• Goal:
Print the data that follows exactly.

===============

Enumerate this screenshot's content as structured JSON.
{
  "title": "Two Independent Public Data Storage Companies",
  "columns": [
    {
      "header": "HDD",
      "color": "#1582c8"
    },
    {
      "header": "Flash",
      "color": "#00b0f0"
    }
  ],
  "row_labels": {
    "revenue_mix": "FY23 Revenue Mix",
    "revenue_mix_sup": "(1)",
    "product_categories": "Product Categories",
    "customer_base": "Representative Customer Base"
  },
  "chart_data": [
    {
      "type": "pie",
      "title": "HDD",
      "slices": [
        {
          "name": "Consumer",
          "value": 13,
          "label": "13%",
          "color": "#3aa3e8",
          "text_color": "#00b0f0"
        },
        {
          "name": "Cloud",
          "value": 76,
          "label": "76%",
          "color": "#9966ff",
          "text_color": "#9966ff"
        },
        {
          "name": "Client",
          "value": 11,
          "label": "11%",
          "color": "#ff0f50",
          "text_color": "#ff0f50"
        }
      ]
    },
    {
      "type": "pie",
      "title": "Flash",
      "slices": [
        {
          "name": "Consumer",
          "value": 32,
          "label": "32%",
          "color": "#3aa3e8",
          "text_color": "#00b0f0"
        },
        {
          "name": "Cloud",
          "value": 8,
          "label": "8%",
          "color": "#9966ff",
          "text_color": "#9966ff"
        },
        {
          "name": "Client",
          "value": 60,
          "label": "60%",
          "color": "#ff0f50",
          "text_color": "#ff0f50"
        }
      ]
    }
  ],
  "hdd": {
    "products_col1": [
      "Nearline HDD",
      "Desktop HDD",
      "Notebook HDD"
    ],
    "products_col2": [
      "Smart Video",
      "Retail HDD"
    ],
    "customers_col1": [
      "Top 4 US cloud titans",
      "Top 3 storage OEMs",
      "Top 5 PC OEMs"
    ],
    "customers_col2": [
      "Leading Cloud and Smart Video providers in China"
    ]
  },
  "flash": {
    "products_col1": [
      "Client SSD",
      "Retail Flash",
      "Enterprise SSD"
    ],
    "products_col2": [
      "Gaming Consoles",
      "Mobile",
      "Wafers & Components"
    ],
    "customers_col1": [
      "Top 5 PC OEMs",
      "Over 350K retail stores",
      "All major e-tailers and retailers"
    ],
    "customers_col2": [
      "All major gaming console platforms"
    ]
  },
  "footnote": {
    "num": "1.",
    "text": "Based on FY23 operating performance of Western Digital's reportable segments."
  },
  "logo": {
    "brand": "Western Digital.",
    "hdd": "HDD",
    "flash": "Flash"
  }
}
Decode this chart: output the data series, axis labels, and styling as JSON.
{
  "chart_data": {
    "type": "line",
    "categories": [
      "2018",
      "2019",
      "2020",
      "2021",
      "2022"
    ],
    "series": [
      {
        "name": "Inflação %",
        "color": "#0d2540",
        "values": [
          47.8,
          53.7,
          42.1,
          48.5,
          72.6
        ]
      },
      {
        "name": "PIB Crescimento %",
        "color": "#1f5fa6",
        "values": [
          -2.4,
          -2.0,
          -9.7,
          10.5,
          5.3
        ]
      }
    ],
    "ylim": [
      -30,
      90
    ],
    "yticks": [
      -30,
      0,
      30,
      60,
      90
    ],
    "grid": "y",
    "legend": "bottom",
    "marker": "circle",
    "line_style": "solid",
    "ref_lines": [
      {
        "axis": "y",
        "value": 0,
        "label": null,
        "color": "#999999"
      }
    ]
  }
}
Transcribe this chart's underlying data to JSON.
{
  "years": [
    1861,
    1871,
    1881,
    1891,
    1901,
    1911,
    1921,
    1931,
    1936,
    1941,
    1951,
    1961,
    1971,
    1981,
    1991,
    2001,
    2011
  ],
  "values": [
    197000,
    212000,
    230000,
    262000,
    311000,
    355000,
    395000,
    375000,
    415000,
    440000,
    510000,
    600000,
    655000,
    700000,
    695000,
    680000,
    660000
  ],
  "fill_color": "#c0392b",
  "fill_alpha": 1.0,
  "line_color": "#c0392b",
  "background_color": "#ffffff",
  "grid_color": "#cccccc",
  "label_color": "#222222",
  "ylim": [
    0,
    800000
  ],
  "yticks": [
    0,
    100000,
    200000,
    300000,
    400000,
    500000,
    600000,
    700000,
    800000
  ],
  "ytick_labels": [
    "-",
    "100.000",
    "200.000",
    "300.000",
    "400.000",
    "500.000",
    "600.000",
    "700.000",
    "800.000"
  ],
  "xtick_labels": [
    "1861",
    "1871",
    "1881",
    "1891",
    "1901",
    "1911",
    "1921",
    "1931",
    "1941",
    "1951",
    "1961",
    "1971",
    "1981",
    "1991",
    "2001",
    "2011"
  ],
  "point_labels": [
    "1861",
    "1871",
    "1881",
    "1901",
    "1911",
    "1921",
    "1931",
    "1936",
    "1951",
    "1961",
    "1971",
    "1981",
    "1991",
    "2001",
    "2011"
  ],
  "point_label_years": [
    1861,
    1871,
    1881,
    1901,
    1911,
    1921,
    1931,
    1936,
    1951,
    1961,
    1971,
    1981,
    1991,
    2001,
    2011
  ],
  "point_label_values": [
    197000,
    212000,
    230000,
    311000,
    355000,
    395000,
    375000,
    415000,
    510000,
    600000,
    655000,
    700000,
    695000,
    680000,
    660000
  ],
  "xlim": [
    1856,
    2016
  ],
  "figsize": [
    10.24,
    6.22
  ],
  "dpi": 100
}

===============

• Answer to this task:
Enumerate this screenshot's content as structured JSON.
{
  "title": "Two Independent Public Data Storage Companies",
  "columns": [
    {
      "header": "HDD",
      "color": "#1582c8"
    },
    {
      "header": "Flash",
      "color": "#00b0f0"
    }
  ],
  "row_labels": {
    "revenue_mix": "FY23 Revenue Mix",
    "revenue_mix_sup": "(1)",
    "product_categories": "Product Categories",
    "customer_base": "Representative Customer Base"
  },
  "chart_data": [
    {
      "type": "pie",
      "title": "HDD",
      "slices": [
        {
          "name": "Consumer",
          "value": 13,
          "label": "13%",
          "color": "#3aa3e8",
          "text_color": "#00b0f0"
        },
        {
          "name": "Cloud",
          "value": 76,
          "label": "76%",
          "color": "#9966ff",
          "text_color": "#9966ff"
        },
        {
          "name": "Client",
          "value": 11,
          "label": "11%",
          "color": "#ff0f50",
          "text_color": "#ff0f50"
        }
      ]
    },
    {
      "type": "pie",
      "title": "Flash",
      "slices": [
        {
          "name": "Consumer",
          "value": 32,
          "label": "32%",
          "color": "#3aa3e8",
          "text_color": "#00b0f0"
        },
        {
          "name": "Cloud",
          "value": 8,
          "label": "8%",
          "color": "#9966ff",
          "text_color": "#9966ff"
        },
        {
          "name": "Client",
          "value": 60,
          "label": "60%",
          "color": "#ff0f50",
          "text_color": "#ff0f50"
        }
      ]
    }
  ],
  "hdd": {
    "products_col1": [
      "Nearline HDD",
      "Desktop HDD",
      "Notebook HDD"
    ],
    "products_col2": [
      "Smart Video",
      "Retail HDD"
    ],
    "customers_col1": [
      "Top 4 US cloud titans",
      "Top 3 storage OEMs",
      "Top 5 PC OEMs"
    ],
    "customers_col2": [
      "Leading Cloud and Smart Video providers in China"
    ]
  },
  "flash": {
    "products_col1": [
      "Client SSD",
      "Retail Flash",
      "Enterprise SSD"
    ],
    "products_col2": [
      "Gaming Consoles",
      "Mobile",
      "Wafers & Components"
    ],
    "customers_col1": [
      "Top 5 PC OEMs",
      "Over 350K retail stores",
      "All major e-tailers and retailers"
    ],
    "customers_col2": [
      "All major gaming console platforms"
    ]
  },
  "footnote": {
    "num": "1.",
    "text": "Based on FY23 operating performance of Western Digital's reportable segments."
  },
  "logo": {
    "brand": "Western Digital.",
    "hdd": "HDD",
    "flash": "Flash"
  }
}
Decode this chart: output the data series, axis labels, and styling as JSON.
{
  "chart_data": {
    "type": "line",
    "categories": [
      "2018",
      "2019",
      "2020",
      "2021",
      "2022"
    ],
    "series": [
      {
        "name": "Inflação %",
        "color": "#0d2540",
        "values": [
          47.8,
          53.7,
          42.1,
          48.5,
          72.6
        ]
      },
      {
        "name": "PIB Crescimento %",
        "color": "#1f5fa6",
        "values": [
          -2.4,
          -2.0,
          -9.7,
          10.5,
          5.3
        ]
      }
    ],
    "ylim": [
      -30,
      90
    ],
    "yticks": [
      -30,
      0,
      30,
      60,
      90
    ],
    "grid": "y",
    "legend": "bottom",
    "marker": "circle",
    "line_style": "solid",
    "ref_lines": [
      {
        "axis": "y",
        "value": 0,
        "label": null,
        "color": "#999999"
      }
    ]
  }
}
Transcribe this chart's underlying data to JSON.
{
  "years": [
    1861,
    1871,
    1881,
    1891,
    1901,
    1911,
    1921,
    1931,
    1936,
    1941,
    1951,
    1961,
    1971,
    1981,
    1991,
    2001,
    2011
  ],
  "values": [
    197000,
    212000,
    230000,
    262000,
    311000,
    355000,
    395000,
    375000,
    415000,
    440000,
    510000,
    600000,
    655000,
    700000,
    695000,
    680000,
    660000
  ],
  "fill_color": "#c0392b",
  "fill_alpha": 1.0,
  "line_color": "#c0392b",
  "background_color": "#ffffff",
  "grid_color": "#cccccc",
  "label_color": "#222222",
  "ylim": [
    0,
    800000
  ],
  "yticks": [
    0,
    100000,
    200000,
    300000,
    400000,
    500000,
    600000,
    700000,
    800000
  ],
  "ytick_labels": [
    "-",
    "100.000",
    "200.000",
    "300.000",
    "400.000",
    "500.000",
    "600.000",
    "700.000",
    "800.000"
  ],
  "xtick_labels": [
    "1861",
    "1871",
    "1881",
    "1891",
    "1901",
    "1911",
    "1921",
    "1931",
    "1941",
    "1951",
    "1961",
    "1971",
    "1981",
    "1991",
    "2001",
    "2011"
  ],
  "point_labels": [
    "1861",
    "1871",
    "1881",
    "1901",
    "1911",
    "1921",
    "1931",
    "1936",
    "1951",
    "1961",
    "1971",
    "1981",
    "1991",
    "2001",
    "2011"
  ],
  "point_label_years": [
    1861,
    1871,
    1881,
    1901,
    1911,
    1921,
    1931,
    1936,
    1951,
    1961,
    1971,
    1981,
    1991,
    2001,
    2011
  ],
  "point_label_values": [
    197000,
    212000,
    230000,
    311000,
    355000,
    395000,
    375000,
    415000,
    510000,
    600000,
    655000,
    700000,
    695000,
    680000,
    660000
  ],
  "xlim": [
    1856,
    2016
  ],
  "figsize": [
    10.24,
    6.22
  ],
  "dpi": 100
}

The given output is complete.